▸ **Exercise details**:
Gather the lines that hold the string "Slew".
== Records provided ==
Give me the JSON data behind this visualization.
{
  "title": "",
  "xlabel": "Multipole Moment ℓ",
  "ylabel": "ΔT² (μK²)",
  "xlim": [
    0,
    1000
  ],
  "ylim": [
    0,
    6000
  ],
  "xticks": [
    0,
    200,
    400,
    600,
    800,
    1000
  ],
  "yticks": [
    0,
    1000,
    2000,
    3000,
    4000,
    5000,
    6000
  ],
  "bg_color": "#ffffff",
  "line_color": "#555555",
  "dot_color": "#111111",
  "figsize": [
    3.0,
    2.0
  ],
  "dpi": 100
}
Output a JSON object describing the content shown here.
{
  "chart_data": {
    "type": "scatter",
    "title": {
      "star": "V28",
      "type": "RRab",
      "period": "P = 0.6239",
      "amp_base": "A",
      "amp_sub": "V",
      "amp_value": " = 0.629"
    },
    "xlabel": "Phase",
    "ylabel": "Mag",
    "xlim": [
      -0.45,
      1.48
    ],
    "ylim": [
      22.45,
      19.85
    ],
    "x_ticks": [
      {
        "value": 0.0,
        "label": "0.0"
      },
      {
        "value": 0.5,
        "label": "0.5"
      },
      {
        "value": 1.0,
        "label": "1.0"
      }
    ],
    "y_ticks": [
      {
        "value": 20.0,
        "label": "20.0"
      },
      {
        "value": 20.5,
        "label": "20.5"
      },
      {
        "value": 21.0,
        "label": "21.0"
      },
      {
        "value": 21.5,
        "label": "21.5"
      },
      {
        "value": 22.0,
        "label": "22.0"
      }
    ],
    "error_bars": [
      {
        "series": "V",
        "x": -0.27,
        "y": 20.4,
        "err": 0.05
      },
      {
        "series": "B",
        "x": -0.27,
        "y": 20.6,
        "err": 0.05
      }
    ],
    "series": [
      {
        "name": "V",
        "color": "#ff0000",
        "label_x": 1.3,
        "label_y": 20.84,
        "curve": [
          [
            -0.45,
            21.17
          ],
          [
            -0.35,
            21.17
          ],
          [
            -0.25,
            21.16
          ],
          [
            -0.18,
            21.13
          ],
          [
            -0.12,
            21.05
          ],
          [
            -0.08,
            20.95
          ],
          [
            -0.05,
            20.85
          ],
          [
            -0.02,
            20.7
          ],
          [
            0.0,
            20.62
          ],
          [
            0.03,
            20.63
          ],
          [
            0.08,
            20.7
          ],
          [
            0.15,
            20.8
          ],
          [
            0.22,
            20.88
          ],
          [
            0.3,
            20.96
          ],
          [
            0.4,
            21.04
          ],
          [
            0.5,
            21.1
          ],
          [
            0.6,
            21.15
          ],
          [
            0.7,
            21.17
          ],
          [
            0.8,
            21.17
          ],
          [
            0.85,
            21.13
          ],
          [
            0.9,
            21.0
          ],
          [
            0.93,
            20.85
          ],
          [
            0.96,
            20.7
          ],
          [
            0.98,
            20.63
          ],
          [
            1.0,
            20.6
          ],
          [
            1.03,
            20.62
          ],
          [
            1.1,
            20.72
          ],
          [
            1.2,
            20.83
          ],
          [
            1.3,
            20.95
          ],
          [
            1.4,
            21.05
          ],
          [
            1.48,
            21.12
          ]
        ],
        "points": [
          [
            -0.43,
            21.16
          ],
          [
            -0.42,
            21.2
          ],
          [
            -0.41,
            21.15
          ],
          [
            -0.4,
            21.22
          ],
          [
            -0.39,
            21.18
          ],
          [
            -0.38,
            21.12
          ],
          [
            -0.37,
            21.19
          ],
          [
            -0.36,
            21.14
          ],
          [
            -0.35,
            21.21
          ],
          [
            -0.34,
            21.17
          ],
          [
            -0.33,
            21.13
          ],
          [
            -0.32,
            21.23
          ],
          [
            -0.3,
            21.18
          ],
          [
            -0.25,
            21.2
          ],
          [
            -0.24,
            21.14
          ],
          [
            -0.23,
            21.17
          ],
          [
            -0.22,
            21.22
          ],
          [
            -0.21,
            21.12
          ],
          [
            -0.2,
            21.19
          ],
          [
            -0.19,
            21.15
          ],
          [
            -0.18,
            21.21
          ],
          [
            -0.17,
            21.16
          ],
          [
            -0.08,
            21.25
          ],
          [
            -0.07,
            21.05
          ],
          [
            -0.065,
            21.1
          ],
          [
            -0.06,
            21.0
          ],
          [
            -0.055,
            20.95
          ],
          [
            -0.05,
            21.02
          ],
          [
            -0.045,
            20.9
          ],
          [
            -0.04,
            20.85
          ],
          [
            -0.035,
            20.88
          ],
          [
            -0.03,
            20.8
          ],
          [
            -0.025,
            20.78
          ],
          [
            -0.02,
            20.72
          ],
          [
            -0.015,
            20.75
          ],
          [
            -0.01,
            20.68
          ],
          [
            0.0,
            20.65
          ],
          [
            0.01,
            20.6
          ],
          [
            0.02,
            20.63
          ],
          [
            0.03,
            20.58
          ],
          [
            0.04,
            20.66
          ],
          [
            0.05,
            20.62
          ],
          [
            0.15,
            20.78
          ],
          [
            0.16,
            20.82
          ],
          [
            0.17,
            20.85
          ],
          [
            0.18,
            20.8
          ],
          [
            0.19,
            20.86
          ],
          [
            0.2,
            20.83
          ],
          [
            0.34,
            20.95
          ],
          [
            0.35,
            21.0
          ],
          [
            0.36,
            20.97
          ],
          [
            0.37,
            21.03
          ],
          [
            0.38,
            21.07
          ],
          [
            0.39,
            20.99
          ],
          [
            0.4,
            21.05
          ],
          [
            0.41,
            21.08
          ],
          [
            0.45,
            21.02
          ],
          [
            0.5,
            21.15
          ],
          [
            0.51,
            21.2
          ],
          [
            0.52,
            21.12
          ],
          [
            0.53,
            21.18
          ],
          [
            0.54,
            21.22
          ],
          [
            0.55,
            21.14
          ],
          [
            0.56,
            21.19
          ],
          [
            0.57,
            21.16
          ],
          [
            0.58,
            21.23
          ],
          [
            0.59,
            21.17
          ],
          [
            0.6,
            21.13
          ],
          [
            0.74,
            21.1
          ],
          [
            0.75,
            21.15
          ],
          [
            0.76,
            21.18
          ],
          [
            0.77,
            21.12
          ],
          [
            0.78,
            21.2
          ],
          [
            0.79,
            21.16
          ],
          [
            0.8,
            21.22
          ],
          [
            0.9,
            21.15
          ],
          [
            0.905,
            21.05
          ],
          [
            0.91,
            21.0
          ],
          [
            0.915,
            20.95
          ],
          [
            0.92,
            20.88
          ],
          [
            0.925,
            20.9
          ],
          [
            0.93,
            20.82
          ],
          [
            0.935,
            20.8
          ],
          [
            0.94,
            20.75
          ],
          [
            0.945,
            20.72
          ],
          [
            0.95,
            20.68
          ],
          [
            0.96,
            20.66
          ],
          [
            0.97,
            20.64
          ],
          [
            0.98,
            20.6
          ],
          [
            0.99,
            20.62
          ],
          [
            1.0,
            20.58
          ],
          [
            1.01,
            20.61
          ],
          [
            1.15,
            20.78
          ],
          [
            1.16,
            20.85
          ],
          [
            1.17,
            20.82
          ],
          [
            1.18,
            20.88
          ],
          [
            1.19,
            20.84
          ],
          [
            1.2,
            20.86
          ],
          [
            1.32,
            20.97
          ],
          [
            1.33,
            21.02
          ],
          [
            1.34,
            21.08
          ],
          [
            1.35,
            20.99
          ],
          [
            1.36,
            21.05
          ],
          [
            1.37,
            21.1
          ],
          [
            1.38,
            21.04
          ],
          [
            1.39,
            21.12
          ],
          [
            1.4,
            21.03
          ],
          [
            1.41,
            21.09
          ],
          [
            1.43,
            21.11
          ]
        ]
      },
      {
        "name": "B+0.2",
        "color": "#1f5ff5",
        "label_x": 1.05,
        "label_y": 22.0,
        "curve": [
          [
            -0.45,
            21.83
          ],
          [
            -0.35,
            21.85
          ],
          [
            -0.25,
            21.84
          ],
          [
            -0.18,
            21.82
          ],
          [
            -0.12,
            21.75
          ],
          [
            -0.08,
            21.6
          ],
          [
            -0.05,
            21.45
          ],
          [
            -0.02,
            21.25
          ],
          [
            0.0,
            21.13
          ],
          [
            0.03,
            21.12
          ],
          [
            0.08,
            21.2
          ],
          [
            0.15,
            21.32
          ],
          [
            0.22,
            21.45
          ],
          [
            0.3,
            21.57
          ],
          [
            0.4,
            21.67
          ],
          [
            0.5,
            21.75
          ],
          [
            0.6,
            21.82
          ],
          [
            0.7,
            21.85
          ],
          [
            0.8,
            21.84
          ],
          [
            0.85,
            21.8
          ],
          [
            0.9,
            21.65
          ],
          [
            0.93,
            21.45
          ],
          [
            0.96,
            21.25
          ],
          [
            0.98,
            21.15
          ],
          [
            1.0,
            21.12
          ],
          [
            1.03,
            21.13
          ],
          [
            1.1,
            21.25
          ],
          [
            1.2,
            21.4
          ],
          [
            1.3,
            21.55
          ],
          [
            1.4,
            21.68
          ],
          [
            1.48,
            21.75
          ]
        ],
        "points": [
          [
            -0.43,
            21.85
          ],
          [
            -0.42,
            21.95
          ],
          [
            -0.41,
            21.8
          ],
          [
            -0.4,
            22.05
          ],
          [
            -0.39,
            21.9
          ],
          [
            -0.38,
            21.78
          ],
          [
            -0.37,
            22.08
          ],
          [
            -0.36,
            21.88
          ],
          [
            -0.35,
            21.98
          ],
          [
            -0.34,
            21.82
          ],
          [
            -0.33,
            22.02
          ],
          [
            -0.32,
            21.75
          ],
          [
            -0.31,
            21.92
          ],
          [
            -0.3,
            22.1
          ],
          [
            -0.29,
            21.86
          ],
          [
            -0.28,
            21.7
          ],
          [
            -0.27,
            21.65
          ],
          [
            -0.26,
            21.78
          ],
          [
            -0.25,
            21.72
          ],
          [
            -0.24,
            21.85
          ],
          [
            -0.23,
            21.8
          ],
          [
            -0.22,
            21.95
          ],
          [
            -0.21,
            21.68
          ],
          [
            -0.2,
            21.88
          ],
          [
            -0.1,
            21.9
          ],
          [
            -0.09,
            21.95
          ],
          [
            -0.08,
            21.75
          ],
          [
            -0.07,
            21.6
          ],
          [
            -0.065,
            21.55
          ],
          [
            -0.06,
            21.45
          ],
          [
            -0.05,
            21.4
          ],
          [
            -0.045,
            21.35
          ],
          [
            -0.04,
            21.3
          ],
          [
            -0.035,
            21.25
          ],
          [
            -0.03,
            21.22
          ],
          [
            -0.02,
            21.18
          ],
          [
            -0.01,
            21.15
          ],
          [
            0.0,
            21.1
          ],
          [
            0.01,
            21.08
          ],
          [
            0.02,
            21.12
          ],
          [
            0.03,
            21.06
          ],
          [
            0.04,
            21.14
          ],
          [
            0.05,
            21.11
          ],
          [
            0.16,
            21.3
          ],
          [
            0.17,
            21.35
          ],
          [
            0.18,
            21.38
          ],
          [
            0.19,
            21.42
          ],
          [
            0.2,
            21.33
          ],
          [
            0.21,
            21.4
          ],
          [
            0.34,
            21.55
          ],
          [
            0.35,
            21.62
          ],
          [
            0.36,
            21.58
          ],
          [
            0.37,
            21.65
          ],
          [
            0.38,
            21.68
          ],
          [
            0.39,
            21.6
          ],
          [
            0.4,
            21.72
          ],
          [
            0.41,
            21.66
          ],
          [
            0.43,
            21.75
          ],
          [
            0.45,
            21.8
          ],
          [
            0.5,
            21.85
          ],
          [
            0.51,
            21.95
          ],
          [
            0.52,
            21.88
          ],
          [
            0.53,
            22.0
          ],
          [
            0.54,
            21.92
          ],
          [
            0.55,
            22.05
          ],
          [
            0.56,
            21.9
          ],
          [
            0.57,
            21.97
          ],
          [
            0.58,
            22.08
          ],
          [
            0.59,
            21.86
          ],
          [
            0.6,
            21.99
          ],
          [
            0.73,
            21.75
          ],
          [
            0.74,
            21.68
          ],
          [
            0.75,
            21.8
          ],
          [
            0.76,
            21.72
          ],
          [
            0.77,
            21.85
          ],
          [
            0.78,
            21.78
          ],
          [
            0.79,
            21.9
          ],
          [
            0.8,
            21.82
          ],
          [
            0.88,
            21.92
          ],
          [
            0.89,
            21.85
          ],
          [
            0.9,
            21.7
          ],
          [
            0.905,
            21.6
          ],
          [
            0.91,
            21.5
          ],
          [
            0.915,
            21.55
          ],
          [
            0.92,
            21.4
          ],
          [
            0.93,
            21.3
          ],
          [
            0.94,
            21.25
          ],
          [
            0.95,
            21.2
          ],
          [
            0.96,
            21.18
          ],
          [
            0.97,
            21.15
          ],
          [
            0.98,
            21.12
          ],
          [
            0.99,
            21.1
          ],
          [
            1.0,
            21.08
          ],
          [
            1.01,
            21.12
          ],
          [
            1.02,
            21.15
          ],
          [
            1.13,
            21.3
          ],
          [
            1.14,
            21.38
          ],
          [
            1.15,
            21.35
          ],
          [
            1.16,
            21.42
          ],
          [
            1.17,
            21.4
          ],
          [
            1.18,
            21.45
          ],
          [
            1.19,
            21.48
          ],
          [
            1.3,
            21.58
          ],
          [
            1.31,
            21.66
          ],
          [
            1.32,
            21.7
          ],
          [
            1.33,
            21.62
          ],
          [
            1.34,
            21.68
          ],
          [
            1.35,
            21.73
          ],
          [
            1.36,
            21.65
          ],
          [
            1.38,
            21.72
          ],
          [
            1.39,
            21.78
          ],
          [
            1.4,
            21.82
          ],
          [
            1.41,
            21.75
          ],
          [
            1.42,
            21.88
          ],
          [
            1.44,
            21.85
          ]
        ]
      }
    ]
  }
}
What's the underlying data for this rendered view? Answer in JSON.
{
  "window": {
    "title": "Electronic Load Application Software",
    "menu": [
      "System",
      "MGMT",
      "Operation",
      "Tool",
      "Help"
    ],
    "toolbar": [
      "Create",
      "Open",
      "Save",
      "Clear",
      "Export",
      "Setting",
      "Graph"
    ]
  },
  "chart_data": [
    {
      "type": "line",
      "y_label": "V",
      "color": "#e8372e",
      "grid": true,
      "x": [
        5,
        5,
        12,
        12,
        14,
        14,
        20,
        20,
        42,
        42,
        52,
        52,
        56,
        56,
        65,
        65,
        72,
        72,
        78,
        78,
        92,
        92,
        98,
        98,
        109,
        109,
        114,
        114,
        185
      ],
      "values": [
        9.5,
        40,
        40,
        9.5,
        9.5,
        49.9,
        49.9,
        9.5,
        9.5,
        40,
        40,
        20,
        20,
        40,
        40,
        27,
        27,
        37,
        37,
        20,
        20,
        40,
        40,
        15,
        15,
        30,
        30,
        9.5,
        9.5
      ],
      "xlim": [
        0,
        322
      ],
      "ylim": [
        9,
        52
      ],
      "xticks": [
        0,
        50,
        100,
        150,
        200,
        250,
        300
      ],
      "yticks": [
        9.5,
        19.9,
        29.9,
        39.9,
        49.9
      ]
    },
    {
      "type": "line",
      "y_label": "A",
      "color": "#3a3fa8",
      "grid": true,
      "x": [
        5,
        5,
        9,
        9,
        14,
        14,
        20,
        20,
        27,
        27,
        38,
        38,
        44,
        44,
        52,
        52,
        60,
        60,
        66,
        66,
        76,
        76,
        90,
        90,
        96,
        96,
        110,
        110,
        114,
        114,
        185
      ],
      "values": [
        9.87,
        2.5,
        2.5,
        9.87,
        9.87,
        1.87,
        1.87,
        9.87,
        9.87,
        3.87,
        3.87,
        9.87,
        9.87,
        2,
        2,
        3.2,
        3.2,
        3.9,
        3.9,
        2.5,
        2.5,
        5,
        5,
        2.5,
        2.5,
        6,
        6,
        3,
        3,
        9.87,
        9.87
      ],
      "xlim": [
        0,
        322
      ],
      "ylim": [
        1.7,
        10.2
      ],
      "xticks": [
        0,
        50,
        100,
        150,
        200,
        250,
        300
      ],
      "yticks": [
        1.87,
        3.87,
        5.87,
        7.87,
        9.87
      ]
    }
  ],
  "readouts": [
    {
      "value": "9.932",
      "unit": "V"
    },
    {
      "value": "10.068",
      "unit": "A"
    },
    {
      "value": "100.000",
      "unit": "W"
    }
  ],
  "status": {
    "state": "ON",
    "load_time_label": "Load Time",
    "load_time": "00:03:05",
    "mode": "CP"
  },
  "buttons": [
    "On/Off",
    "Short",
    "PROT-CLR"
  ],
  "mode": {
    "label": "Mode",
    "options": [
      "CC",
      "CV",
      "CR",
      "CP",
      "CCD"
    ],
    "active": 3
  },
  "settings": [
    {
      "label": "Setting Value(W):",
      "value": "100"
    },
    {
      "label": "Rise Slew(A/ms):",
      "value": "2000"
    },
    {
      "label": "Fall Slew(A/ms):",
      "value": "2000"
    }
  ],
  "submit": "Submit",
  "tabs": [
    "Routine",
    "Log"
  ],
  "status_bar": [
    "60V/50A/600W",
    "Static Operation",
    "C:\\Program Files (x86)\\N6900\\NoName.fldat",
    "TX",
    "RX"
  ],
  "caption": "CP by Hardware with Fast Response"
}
===
▸ **Task solution**:
      "label": "Rise Slew(A/ms):",
      "label": "Fall Slew(A/ms):",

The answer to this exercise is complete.